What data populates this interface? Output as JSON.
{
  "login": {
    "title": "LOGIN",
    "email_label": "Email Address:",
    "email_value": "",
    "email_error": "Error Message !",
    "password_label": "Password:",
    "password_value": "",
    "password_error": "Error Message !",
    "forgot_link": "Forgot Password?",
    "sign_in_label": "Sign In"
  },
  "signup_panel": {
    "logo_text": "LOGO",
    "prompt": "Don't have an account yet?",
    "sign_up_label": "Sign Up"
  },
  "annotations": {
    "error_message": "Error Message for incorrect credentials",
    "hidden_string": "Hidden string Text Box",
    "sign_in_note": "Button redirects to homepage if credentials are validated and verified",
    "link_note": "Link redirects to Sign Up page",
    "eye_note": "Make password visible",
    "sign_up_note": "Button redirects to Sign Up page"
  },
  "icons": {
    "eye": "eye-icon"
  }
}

════

Search the data for "credentials". Copy every line that has it.

    "error_message": "Error Message for incorrect credentials",
    "sign_in_note": "Button redirects to homepage if credentials are validated and verified",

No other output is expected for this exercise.